>> Start Entries

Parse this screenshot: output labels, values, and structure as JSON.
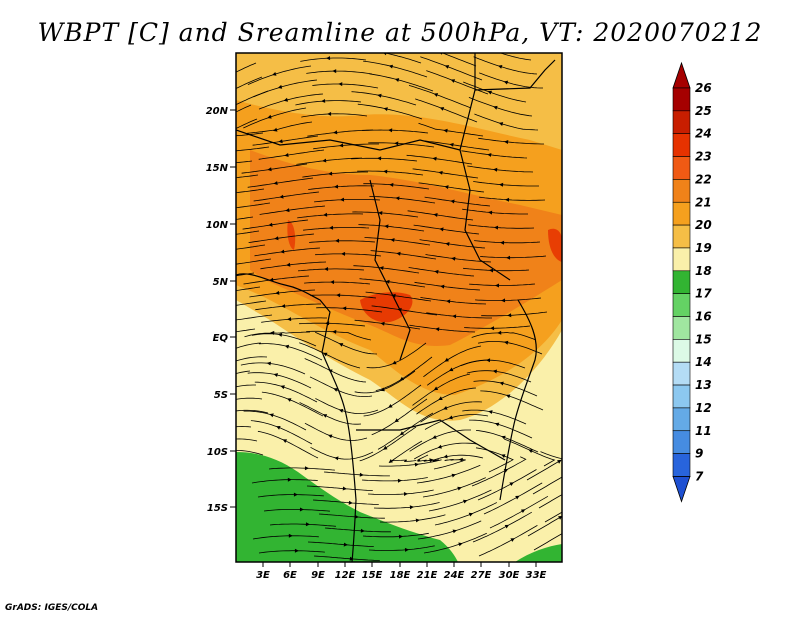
{
  "title": "WBPT [C] and Sreamline at 500hPa, VT: 2020070212",
  "footer": "GrADS: IGES/COLA",
  "map": {
    "lon_range": [
      0,
      36
    ],
    "lat_range": [
      -20,
      25
    ],
    "lat_ticks": [
      "20N",
      "15N",
      "10N",
      "5N",
      "EQ",
      "5S",
      "10S",
      "15S"
    ],
    "lon_ticks": [
      "3E",
      "6E",
      "9E",
      "12E",
      "15E",
      "18E",
      "21E",
      "24E",
      "27E",
      "30E",
      "33E"
    ]
  },
  "colorbar": {
    "levels": [
      "26",
      "25",
      "24",
      "23",
      "22",
      "21",
      "20",
      "19",
      "18",
      "17",
      "16",
      "15",
      "14",
      "13",
      "12",
      "11",
      "9",
      "7"
    ],
    "colors": [
      "#a50000",
      "#c81e00",
      "#e63200",
      "#f05a14",
      "#f08219",
      "#f5a01e",
      "#f5be46",
      "#faf0aa",
      "#32b432",
      "#64d264",
      "#a0e6a0",
      "#dcfae6",
      "#b4dcf5",
      "#8cc8f0",
      "#64aae6",
      "#468ce1",
      "#2864dc",
      "#1e50d2"
    ],
    "top_arrow_color": "#a50000",
    "bottom_arrow_color": "#1e50d2"
  },
  "colors": {
    "band_19_20": "#faf0aa",
    "band_20_21": "#f5be46",
    "band_21_22": "#f5a01e",
    "band_22_23": "#f08219",
    "band_23_24": "#e63200",
    "band_17_18": "#32b432"
  }
}
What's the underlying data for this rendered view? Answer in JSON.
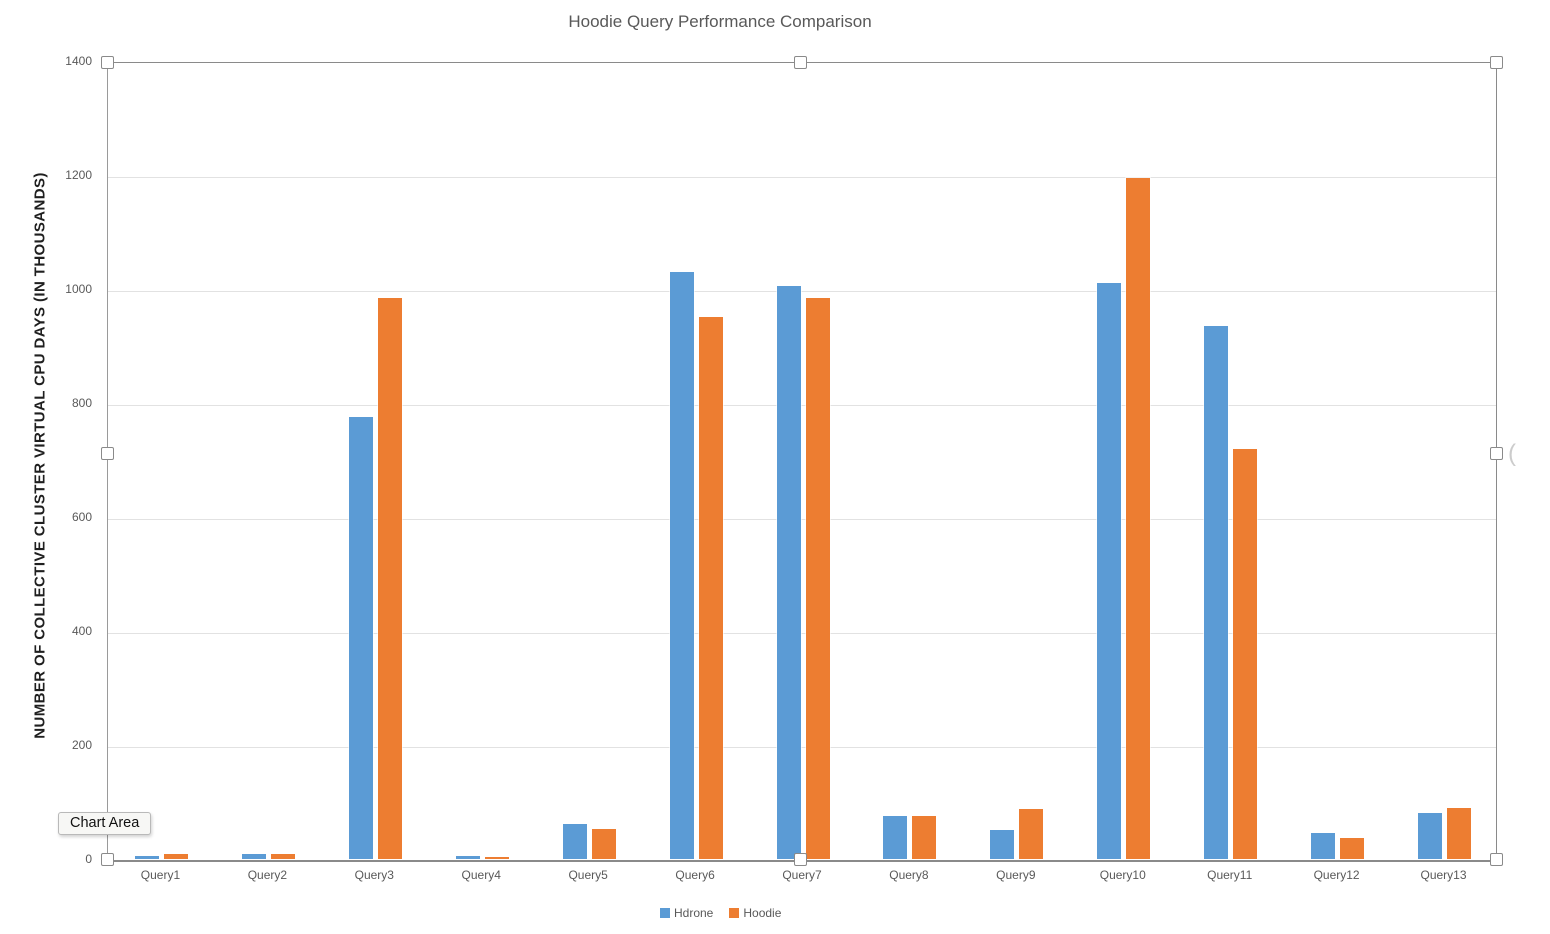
{
  "chart_data": {
    "type": "bar",
    "title": "Hoodie Query Performance Comparison",
    "ylabel": "NUMBER OF COLLECTIVE CLUSTER VIRTUAL CPU DAYS (IN THOUSANDS)",
    "xlabel": "",
    "categories": [
      "Query1",
      "Query2",
      "Query3",
      "Query4",
      "Query5",
      "Query6",
      "Query7",
      "Query8",
      "Query9",
      "Query10",
      "Query11",
      "Query12",
      "Query13"
    ],
    "series": [
      {
        "name": "Hdrone",
        "color": "#5B9BD5",
        "values": [
          5,
          9,
          775,
          5,
          62,
          1030,
          1005,
          75,
          50,
          1010,
          935,
          45,
          80
        ]
      },
      {
        "name": "Hoodie",
        "color": "#ED7D31",
        "values": [
          9,
          8,
          985,
          4,
          52,
          950,
          985,
          75,
          88,
          1195,
          720,
          36,
          90
        ]
      }
    ],
    "ylim": [
      0,
      1400
    ],
    "yticks": [
      0,
      200,
      400,
      600,
      800,
      1000,
      1200,
      1400
    ],
    "grid": true,
    "legend_position": "bottom"
  },
  "overlay": {
    "tooltip_label": "Chart Area",
    "stray_glyph": "("
  },
  "colors": {
    "bar_blue": "#5B9BD5",
    "bar_orange": "#ED7D31",
    "title_text": "#595959",
    "axis_text": "#595959",
    "gridline": "#E2E2E2",
    "axis_line": "#8A8A8A",
    "tooltip_bg": "#F7F7F5",
    "tooltip_border": "#B9B9B9"
  }
}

>> End Entries

• _Problem requirements_
Leaving aside the images, write out the entries above word for word.

• _Problem solution_
Parse this screenshot: output labels, values, and structure as JSON.
{
  "title": "WBPT [C] and Sreamline at 500hPa, VT: 2020070212",
  "footer": "GrADS: IGES/COLA",
  "map": {
    "lon_range": [
      0,
      36
    ],
    "lat_range": [
      -20,
      25
    ],
    "lat_ticks": [
      "20N",
      "15N",
      "10N",
      "5N",
      "EQ",
      "5S",
      "10S",
      "15S"
    ],
    "lon_ticks": [
      "3E",
      "6E",
      "9E",
      "12E",
      "15E",
      "18E",
      "21E",
      "24E",
      "27E",
      "30E",
      "33E"
    ]
  },
  "colorbar": {
    "levels": [
      "26",
      "25",
      "24",
      "23",
      "22",
      "21",
      "20",
      "19",
      "18",
      "17",
      "16",
      "15",
      "14",
      "13",
      "12",
      "11",
      "9",
      "7"
    ],
    "colors": [
      "#a50000",
      "#c81e00",
      "#e63200",
      "#f05a14",
      "#f08219",
      "#f5a01e",
      "#f5be46",
      "#faf0aa",
      "#32b432",
      "#64d264",
      "#a0e6a0",
      "#dcfae6",
      "#b4dcf5",
      "#8cc8f0",
      "#64aae6",
      "#468ce1",
      "#2864dc",
      "#1e50d2"
    ],
    "top_arrow_color": "#a50000",
    "bottom_arrow_color": "#1e50d2"
  },
  "colors": {
    "band_19_20": "#faf0aa",
    "band_20_21": "#f5be46",
    "band_21_22": "#f5a01e",
    "band_22_23": "#f08219",
    "band_23_24": "#e63200",
    "band_17_18": "#32b432"
  }
}
What's the underlying data for this rendered view? Answer in JSON.
{
  "chart_data": {
    "type": "bar",
    "title": "Hoodie Query Performance Comparison",
    "ylabel": "NUMBER OF COLLECTIVE CLUSTER VIRTUAL CPU DAYS (IN THOUSANDS)",
    "xlabel": "",
    "categories": [
      "Query1",
      "Query2",
      "Query3",
      "Query4",
      "Query5",
      "Query6",
      "Query7",
      "Query8",
      "Query9",
      "Query10",
      "Query11",
      "Query12",
      "Query13"
    ],
    "series": [
      {
        "name": "Hdrone",
        "color": "#5B9BD5",
        "values": [
          5,
          9,
          775,
          5,
          62,
          1030,
          1005,
          75,
          50,
          1010,
          935,
          45,
          80
        ]
      },
      {
        "name": "Hoodie",
        "color": "#ED7D31",
        "values": [
          9,
          8,
          985,
          4,
          52,
          950,
          985,
          75,
          88,
          1195,
          720,
          36,
          90
        ]
      }
    ],
    "ylim": [
      0,
      1400
    ],
    "yticks": [
      0,
      200,
      400,
      600,
      800,
      1000,
      1200,
      1400
    ],
    "grid": true,
    "legend_position": "bottom"
  },
  "overlay": {
    "tooltip_label": "Chart Area",
    "stray_glyph": "("
  },
  "colors": {
    "bar_blue": "#5B9BD5",
    "bar_orange": "#ED7D31",
    "title_text": "#595959",
    "axis_text": "#595959",
    "gridline": "#E2E2E2",
    "axis_line": "#8A8A8A",
    "tooltip_bg": "#F7F7F5",
    "tooltip_border": "#B9B9B9"
  }
}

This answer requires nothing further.